Records contained in a dataset

* start *

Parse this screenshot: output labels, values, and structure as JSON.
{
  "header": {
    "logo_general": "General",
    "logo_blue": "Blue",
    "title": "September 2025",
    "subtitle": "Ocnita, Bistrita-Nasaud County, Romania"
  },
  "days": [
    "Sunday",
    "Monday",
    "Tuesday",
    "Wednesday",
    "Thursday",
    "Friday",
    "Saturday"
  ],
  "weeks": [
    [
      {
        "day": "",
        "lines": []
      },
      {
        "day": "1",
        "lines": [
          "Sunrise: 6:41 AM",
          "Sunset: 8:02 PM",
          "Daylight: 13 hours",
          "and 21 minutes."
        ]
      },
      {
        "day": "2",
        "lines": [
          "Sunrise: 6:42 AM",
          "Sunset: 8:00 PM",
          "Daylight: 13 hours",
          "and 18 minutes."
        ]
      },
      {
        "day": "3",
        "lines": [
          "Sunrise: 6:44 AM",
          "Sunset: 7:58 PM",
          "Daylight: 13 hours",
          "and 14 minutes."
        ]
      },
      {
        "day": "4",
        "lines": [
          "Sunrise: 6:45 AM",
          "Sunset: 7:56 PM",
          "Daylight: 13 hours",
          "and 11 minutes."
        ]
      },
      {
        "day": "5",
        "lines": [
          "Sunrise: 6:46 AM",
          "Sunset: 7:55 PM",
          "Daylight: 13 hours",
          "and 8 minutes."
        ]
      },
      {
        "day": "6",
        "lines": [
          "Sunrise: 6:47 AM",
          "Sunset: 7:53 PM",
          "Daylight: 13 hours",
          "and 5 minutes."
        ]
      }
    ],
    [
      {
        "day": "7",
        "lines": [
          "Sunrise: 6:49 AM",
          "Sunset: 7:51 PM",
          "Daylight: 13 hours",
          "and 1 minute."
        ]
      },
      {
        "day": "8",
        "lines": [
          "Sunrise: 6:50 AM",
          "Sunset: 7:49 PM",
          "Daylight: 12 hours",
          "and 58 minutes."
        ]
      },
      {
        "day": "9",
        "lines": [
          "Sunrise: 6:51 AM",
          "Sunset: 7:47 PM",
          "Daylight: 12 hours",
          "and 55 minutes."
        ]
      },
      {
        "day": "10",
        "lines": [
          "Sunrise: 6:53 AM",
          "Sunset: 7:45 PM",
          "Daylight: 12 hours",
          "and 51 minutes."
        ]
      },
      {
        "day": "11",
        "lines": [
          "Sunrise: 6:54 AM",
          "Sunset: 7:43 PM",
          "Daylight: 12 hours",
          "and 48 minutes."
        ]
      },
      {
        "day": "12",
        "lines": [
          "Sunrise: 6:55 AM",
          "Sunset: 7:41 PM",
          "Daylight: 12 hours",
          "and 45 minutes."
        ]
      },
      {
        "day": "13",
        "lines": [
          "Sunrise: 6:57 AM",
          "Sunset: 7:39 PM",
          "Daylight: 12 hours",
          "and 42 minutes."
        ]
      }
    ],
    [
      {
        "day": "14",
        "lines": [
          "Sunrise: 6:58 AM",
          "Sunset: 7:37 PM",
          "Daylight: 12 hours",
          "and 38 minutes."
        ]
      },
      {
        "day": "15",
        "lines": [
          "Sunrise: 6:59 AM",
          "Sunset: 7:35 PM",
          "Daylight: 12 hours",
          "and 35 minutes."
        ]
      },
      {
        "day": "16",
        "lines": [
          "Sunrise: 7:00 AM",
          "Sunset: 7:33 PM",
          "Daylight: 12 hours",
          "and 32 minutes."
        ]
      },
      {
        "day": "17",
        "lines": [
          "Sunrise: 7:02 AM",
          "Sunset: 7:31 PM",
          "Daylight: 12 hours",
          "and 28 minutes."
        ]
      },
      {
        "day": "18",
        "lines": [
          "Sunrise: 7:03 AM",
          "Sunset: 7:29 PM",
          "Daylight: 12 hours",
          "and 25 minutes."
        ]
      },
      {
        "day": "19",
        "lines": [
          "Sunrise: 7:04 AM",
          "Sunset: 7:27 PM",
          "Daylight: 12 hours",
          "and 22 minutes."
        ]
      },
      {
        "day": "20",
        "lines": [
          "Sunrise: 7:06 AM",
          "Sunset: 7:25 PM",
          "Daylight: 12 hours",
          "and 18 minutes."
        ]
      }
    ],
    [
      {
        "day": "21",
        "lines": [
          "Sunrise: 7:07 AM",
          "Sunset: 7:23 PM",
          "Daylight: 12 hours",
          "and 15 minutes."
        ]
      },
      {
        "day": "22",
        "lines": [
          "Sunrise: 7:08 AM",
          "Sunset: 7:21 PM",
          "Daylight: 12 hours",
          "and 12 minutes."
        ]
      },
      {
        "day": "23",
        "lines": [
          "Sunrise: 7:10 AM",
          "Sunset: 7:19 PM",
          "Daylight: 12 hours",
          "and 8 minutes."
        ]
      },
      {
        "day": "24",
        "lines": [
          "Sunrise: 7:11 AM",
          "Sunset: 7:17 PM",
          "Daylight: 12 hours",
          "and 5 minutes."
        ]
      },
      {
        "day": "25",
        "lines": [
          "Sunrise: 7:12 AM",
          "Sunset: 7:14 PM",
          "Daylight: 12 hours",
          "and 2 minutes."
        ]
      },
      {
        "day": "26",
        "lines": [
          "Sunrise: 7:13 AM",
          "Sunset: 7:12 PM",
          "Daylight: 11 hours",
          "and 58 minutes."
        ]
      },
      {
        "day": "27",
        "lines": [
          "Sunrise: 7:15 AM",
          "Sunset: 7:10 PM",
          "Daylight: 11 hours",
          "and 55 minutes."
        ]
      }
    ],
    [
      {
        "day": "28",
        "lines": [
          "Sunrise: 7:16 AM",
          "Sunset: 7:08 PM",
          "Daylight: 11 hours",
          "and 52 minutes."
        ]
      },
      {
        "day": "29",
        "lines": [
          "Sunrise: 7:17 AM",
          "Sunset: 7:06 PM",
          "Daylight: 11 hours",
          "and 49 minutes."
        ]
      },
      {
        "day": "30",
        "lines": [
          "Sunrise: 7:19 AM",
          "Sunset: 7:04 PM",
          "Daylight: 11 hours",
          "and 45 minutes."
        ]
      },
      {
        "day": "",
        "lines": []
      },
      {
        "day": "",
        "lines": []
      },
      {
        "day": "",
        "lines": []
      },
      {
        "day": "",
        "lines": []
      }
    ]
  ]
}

* end *

— Directive —
All of the entries above should be written out again exactly.

— Correct output —
Parse this screenshot: output labels, values, and structure as JSON.
{
  "header": {
    "logo_general": "General",
    "logo_blue": "Blue",
    "title": "September 2025",
    "subtitle": "Ocnita, Bistrita-Nasaud County, Romania"
  },
  "days": [
    "Sunday",
    "Monday",
    "Tuesday",
    "Wednesday",
    "Thursday",
    "Friday",
    "Saturday"
  ],
  "weeks": [
    [
      {
        "day": "",
        "lines": []
      },
      {
        "day": "1",
        "lines": [
          "Sunrise: 6:41 AM",
          "Sunset: 8:02 PM",
          "Daylight: 13 hours",
          "and 21 minutes."
        ]
      },
      {
        "day": "2",
        "lines": [
          "Sunrise: 6:42 AM",
          "Sunset: 8:00 PM",
          "Daylight: 13 hours",
          "and 18 minutes."
        ]
      },
      {
        "day": "3",
        "lines": [
          "Sunrise: 6:44 AM",
          "Sunset: 7:58 PM",
          "Daylight: 13 hours",
          "and 14 minutes."
        ]
      },
      {
        "day": "4",
        "lines": [
          "Sunrise: 6:45 AM",
          "Sunset: 7:56 PM",
          "Daylight: 13 hours",
          "and 11 minutes."
        ]
      },
      {
        "day": "5",
        "lines": [
          "Sunrise: 6:46 AM",
          "Sunset: 7:55 PM",
          "Daylight: 13 hours",
          "and 8 minutes."
        ]
      },
      {
        "day": "6",
        "lines": [
          "Sunrise: 6:47 AM",
          "Sunset: 7:53 PM",
          "Daylight: 13 hours",
          "and 5 minutes."
        ]
      }
    ],
    [
      {
        "day": "7",
        "lines": [
          "Sunrise: 6:49 AM",
          "Sunset: 7:51 PM",
          "Daylight: 13 hours",
          "and 1 minute."
        ]
      },
      {
        "day": "8",
        "lines": [
          "Sunrise: 6:50 AM",
          "Sunset: 7:49 PM",
          "Daylight: 12 hours",
          "and 58 minutes."
        ]
      },
      {
        "day": "9",
        "lines": [
          "Sunrise: 6:51 AM",
          "Sunset: 7:47 PM",
          "Daylight: 12 hours",
          "and 55 minutes."
        ]
      },
      {
        "day": "10",
        "lines": [
          "Sunrise: 6:53 AM",
          "Sunset: 7:45 PM",
          "Daylight: 12 hours",
          "and 51 minutes."
        ]
      },
      {
        "day": "11",
        "lines": [
          "Sunrise: 6:54 AM",
          "Sunset: 7:43 PM",
          "Daylight: 12 hours",
          "and 48 minutes."
        ]
      },
      {
        "day": "12",
        "lines": [
          "Sunrise: 6:55 AM",
          "Sunset: 7:41 PM",
          "Daylight: 12 hours",
          "and 45 minutes."
        ]
      },
      {
        "day": "13",
        "lines": [
          "Sunrise: 6:57 AM",
          "Sunset: 7:39 PM",
          "Daylight: 12 hours",
          "and 42 minutes."
        ]
      }
    ],
    [
      {
        "day": "14",
        "lines": [
          "Sunrise: 6:58 AM",
          "Sunset: 7:37 PM",
          "Daylight: 12 hours",
          "and 38 minutes."
        ]
      },
      {
        "day": "15",
        "lines": [
          "Sunrise: 6:59 AM",
          "Sunset: 7:35 PM",
          "Daylight: 12 hours",
          "and 35 minutes."
        ]
      },
      {
        "day": "16",
        "lines": [
          "Sunrise: 7:00 AM",
          "Sunset: 7:33 PM",
          "Daylight: 12 hours",
          "and 32 minutes."
        ]
      },
      {
        "day": "17",
        "lines": [
          "Sunrise: 7:02 AM",
          "Sunset: 7:31 PM",
          "Daylight: 12 hours",
          "and 28 minutes."
        ]
      },
      {
        "day": "18",
        "lines": [
          "Sunrise: 7:03 AM",
          "Sunset: 7:29 PM",
          "Daylight: 12 hours",
          "and 25 minutes."
        ]
      },
      {
        "day": "19",
        "lines": [
          "Sunrise: 7:04 AM",
          "Sunset: 7:27 PM",
          "Daylight: 12 hours",
          "and 22 minutes."
        ]
      },
      {
        "day": "20",
        "lines": [
          "Sunrise: 7:06 AM",
          "Sunset: 7:25 PM",
          "Daylight: 12 hours",
          "and 18 minutes."
        ]
      }
    ],
    [
      {
        "day": "21",
        "lines": [
          "Sunrise: 7:07 AM",
          "Sunset: 7:23 PM",
          "Daylight: 12 hours",
          "and 15 minutes."
        ]
      },
      {
        "day": "22",
        "lines": [
          "Sunrise: 7:08 AM",
          "Sunset: 7:21 PM",
          "Daylight: 12 hours",
          "and 12 minutes."
        ]
      },
      {
        "day": "23",
        "lines": [
          "Sunrise: 7:10 AM",
          "Sunset: 7:19 PM",
          "Daylight: 12 hours",
          "and 8 minutes."
        ]
      },
      {
        "day": "24",
        "lines": [
          "Sunrise: 7:11 AM",
          "Sunset: 7:17 PM",
          "Daylight: 12 hours",
          "and 5 minutes."
        ]
      },
      {
        "day": "25",
        "lines": [
          "Sunrise: 7:12 AM",
          "Sunset: 7:14 PM",
          "Daylight: 12 hours",
          "and 2 minutes."
        ]
      },
      {
        "day": "26",
        "lines": [
          "Sunrise: 7:13 AM",
          "Sunset: 7:12 PM",
          "Daylight: 11 hours",
          "and 58 minutes."
        ]
      },
      {
        "day": "27",
        "lines": [
          "Sunrise: 7:15 AM",
          "Sunset: 7:10 PM",
          "Daylight: 11 hours",
          "and 55 minutes."
        ]
      }
    ],
    [
      {
        "day": "28",
        "lines": [
          "Sunrise: 7:16 AM",
          "Sunset: 7:08 PM",
          "Daylight: 11 hours",
          "and 52 minutes."
        ]
      },
      {
        "day": "29",
        "lines": [
          "Sunrise: 7:17 AM",
          "Sunset: 7:06 PM",
          "Daylight: 11 hours",
          "and 49 minutes."
        ]
      },
      {
        "day": "30",
        "lines": [
          "Sunrise: 7:19 AM",
          "Sunset: 7:04 PM",
          "Daylight: 11 hours",
          "and 45 minutes."
        ]
      },
      {
        "day": "",
        "lines": []
      },
      {
        "day": "",
        "lines": []
      },
      {
        "day": "",
        "lines": []
      },
      {
        "day": "",
        "lines": []
      }
    ]
  ]
}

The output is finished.